Bring together all lines of the material below that contain the string "based".

-- BEGIN --

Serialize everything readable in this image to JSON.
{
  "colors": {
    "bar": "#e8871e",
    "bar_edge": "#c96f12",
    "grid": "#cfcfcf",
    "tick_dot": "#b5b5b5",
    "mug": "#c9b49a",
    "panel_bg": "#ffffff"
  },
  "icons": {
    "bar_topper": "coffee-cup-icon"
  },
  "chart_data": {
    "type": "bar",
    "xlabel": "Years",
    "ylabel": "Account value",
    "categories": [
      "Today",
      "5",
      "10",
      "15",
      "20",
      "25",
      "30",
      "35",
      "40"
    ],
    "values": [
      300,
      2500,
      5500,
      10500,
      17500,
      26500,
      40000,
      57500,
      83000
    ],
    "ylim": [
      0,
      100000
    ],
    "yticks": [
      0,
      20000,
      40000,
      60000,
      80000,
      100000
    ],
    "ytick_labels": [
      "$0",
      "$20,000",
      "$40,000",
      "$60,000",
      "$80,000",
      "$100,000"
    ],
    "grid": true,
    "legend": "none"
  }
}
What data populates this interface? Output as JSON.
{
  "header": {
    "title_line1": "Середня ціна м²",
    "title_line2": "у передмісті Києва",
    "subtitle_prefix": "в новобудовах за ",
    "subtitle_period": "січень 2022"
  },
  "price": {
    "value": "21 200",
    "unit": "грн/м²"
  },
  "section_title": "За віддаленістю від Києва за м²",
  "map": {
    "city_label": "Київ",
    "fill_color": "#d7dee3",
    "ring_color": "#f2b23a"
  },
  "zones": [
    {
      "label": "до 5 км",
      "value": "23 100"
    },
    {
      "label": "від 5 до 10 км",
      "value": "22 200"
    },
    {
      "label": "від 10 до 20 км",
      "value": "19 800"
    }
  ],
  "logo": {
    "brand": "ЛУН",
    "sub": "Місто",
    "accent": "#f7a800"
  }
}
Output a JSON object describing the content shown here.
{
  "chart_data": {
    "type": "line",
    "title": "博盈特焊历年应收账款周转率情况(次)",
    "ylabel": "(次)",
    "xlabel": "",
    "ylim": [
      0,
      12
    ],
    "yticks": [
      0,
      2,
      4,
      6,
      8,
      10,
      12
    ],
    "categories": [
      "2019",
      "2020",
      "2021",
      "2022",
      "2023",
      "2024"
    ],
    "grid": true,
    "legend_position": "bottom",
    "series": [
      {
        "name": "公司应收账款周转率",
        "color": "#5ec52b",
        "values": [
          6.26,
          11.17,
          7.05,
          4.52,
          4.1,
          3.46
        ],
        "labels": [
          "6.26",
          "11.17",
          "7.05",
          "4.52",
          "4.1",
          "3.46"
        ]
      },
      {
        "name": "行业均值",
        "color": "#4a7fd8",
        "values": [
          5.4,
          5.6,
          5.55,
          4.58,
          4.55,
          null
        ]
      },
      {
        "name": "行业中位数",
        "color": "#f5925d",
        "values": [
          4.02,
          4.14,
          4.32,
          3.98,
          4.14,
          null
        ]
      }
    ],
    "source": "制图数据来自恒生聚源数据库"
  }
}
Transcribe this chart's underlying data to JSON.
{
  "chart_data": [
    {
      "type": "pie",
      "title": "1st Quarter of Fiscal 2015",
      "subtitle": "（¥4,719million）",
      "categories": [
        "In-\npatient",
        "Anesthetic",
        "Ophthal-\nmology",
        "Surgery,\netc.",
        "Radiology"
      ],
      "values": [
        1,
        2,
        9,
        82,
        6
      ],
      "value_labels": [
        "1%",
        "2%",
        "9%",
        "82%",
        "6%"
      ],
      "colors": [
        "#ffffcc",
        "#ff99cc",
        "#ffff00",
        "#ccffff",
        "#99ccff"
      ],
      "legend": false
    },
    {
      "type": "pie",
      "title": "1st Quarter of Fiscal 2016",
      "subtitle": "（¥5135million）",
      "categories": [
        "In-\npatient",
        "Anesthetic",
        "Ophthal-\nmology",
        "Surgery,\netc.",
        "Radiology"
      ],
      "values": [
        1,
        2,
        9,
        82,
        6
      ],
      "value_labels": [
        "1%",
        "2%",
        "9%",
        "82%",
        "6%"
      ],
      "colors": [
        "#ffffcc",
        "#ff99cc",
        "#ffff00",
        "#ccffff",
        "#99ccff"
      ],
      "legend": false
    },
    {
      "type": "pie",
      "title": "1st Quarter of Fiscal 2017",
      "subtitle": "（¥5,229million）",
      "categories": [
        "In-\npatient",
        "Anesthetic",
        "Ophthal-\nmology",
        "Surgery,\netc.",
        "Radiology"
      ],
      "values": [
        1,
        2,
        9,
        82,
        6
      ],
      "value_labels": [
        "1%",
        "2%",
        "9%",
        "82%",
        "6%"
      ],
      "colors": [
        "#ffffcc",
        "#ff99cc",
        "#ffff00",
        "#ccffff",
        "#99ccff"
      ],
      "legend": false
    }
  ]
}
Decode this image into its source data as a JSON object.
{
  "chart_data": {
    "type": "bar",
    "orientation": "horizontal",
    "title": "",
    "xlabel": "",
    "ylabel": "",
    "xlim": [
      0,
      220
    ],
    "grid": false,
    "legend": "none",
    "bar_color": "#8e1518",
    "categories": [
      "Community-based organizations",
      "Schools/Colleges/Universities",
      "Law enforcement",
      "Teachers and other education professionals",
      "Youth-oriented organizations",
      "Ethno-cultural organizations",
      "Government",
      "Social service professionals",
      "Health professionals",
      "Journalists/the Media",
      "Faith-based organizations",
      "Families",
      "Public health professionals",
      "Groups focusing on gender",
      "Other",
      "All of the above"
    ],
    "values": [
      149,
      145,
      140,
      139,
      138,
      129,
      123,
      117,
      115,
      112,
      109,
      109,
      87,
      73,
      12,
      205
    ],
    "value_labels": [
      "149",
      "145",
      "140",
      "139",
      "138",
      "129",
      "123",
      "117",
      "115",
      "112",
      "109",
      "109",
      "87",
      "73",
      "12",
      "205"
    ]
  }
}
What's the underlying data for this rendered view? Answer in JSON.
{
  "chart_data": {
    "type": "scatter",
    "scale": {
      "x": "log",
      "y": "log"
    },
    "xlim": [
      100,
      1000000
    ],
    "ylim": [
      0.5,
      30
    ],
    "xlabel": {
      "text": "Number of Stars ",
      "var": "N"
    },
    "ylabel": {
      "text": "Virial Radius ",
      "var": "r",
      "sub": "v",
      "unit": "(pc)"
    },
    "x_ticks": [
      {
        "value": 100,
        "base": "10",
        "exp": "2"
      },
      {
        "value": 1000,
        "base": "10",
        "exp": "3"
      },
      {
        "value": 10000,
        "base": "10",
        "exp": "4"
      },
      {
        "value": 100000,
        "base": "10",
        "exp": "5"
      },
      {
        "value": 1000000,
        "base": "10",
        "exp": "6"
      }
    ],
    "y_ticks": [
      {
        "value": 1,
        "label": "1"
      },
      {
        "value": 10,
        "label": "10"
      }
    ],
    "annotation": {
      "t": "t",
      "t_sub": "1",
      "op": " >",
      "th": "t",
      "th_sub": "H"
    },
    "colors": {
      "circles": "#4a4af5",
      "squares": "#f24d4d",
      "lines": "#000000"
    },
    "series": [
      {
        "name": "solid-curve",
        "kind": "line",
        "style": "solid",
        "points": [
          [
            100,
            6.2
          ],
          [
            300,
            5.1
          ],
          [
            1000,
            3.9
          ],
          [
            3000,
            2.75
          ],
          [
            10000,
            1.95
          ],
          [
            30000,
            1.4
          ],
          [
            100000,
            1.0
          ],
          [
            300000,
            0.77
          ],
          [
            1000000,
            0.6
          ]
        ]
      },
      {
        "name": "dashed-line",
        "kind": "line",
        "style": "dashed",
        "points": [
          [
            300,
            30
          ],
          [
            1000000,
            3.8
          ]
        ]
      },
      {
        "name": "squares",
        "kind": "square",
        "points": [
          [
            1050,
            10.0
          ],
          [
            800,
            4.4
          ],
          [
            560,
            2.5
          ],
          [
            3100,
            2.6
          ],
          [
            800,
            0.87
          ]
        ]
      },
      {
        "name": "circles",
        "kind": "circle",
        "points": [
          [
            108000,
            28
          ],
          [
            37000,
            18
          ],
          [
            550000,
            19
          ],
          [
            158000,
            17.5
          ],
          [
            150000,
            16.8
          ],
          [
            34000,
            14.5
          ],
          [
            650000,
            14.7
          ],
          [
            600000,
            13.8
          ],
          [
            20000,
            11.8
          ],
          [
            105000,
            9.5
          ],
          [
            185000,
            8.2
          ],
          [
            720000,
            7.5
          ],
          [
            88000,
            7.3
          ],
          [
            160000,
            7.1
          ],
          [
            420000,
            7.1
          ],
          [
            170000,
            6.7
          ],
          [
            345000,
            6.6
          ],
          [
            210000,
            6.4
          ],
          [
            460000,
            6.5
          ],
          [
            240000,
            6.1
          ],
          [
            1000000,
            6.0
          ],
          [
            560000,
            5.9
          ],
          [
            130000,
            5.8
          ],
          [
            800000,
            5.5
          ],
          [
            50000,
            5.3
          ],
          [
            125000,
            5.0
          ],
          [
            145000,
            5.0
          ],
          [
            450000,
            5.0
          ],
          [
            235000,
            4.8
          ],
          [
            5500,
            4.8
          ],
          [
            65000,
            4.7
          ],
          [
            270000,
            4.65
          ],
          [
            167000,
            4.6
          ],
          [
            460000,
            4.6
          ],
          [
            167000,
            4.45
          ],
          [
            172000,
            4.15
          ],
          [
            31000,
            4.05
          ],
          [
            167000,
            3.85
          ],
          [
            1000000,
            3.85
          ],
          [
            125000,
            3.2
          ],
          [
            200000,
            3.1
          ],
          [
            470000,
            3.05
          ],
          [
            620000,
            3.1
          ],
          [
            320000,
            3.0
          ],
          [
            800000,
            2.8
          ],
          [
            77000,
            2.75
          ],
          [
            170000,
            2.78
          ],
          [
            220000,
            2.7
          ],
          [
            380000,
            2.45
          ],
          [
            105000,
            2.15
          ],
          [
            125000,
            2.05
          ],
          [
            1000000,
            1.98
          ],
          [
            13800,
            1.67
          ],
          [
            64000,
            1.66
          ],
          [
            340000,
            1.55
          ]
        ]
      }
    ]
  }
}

-- END --

> _EXERCISE RESPONSE_:
      "Community-based organizations",
      "Faith-based organizations",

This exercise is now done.